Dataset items
----
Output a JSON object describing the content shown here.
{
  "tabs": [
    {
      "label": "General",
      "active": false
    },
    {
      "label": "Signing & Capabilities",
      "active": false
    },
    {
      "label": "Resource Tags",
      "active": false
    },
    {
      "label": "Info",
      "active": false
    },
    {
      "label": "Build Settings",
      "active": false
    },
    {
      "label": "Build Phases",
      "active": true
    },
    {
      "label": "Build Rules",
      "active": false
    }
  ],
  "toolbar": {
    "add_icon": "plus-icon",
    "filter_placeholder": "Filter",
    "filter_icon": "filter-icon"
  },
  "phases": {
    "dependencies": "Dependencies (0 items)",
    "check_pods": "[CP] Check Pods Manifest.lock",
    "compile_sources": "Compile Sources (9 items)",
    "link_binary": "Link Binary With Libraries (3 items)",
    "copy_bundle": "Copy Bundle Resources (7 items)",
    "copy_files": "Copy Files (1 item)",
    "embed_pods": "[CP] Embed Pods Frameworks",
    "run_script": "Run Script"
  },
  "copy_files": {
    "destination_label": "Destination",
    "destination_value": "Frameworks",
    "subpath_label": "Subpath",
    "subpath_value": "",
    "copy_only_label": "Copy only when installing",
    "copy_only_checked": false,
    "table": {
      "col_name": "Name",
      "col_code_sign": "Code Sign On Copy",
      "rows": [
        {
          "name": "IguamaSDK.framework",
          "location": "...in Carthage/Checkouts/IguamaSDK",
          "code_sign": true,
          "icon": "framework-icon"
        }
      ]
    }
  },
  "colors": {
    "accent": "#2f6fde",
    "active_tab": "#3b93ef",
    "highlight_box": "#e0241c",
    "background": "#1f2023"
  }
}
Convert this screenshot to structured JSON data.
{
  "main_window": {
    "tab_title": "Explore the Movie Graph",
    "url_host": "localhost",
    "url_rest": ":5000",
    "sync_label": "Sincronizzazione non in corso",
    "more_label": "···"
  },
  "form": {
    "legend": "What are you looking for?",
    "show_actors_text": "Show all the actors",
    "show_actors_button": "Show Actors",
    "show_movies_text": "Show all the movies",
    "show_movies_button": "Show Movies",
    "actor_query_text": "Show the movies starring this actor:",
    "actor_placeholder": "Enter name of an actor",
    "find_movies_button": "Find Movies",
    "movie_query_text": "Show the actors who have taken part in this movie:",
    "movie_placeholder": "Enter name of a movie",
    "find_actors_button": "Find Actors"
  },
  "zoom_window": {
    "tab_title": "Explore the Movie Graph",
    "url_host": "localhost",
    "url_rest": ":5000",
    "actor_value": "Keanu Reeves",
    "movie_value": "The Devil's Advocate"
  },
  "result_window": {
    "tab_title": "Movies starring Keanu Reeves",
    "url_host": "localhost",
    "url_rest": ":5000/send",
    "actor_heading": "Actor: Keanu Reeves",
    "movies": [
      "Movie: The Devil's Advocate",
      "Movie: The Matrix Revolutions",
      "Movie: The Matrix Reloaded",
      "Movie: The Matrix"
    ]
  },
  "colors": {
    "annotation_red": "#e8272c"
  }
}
----
GIVEN TASK » Print all of the entries exactly as they appear.

RESULT BELOW »
Output a JSON object describing the content shown here.
{
  "tabs": [
    {
      "label": "General",
      "active": false
    },
    {
      "label": "Signing & Capabilities",
      "active": false
    },
    {
      "label": "Resource Tags",
      "active": false
    },
    {
      "label": "Info",
      "active": false
    },
    {
      "label": "Build Settings",
      "active": false
    },
    {
      "label": "Build Phases",
      "active": true
    },
    {
      "label": "Build Rules",
      "active": false
    }
  ],
  "toolbar": {
    "add_icon": "plus-icon",
    "filter_placeholder": "Filter",
    "filter_icon": "filter-icon"
  },
  "phases": {
    "dependencies": "Dependencies (0 items)",
    "check_pods": "[CP] Check Pods Manifest.lock",
    "compile_sources": "Compile Sources (9 items)",
    "link_binary": "Link Binary With Libraries (3 items)",
    "copy_bundle": "Copy Bundle Resources (7 items)",
    "copy_files": "Copy Files (1 item)",
    "embed_pods": "[CP] Embed Pods Frameworks",
    "run_script": "Run Script"
  },
  "copy_files": {
    "destination_label": "Destination",
    "destination_value": "Frameworks",
    "subpath_label": "Subpath",
    "subpath_value": "",
    "copy_only_label": "Copy only when installing",
    "copy_only_checked": false,
    "table": {
      "col_name": "Name",
      "col_code_sign": "Code Sign On Copy",
      "rows": [
        {
          "name": "IguamaSDK.framework",
          "location": "...in Carthage/Checkouts/IguamaSDK",
          "code_sign": true,
          "icon": "framework-icon"
        }
      ]
    }
  },
  "colors": {
    "accent": "#2f6fde",
    "active_tab": "#3b93ef",
    "highlight_box": "#e0241c",
    "background": "#1f2023"
  }
}
Convert this screenshot to structured JSON data.
{
  "main_window": {
    "tab_title": "Explore the Movie Graph",
    "url_host": "localhost",
    "url_rest": ":5000",
    "sync_label": "Sincronizzazione non in corso",
    "more_label": "···"
  },
  "form": {
    "legend": "What are you looking for?",
    "show_actors_text": "Show all the actors",
    "show_actors_button": "Show Actors",
    "show_movies_text": "Show all the movies",
    "show_movies_button": "Show Movies",
    "actor_query_text": "Show the movies starring this actor:",
    "actor_placeholder": "Enter name of an actor",
    "find_movies_button": "Find Movies",
    "movie_query_text": "Show the actors who have taken part in this movie:",
    "movie_placeholder": "Enter name of a movie",
    "find_actors_button": "Find Actors"
  },
  "zoom_window": {
    "tab_title": "Explore the Movie Graph",
    "url_host": "localhost",
    "url_rest": ":5000",
    "actor_value": "Keanu Reeves",
    "movie_value": "The Devil's Advocate"
  },
  "result_window": {
    "tab_title": "Movies starring Keanu Reeves",
    "url_host": "localhost",
    "url_rest": ":5000/send",
    "actor_heading": "Actor: Keanu Reeves",
    "movies": [
      "Movie: The Devil's Advocate",
      "Movie: The Matrix Revolutions",
      "Movie: The Matrix Reloaded",
      "Movie: The Matrix"
    ]
  },
  "colors": {
    "annotation_red": "#e8272c"
  }
}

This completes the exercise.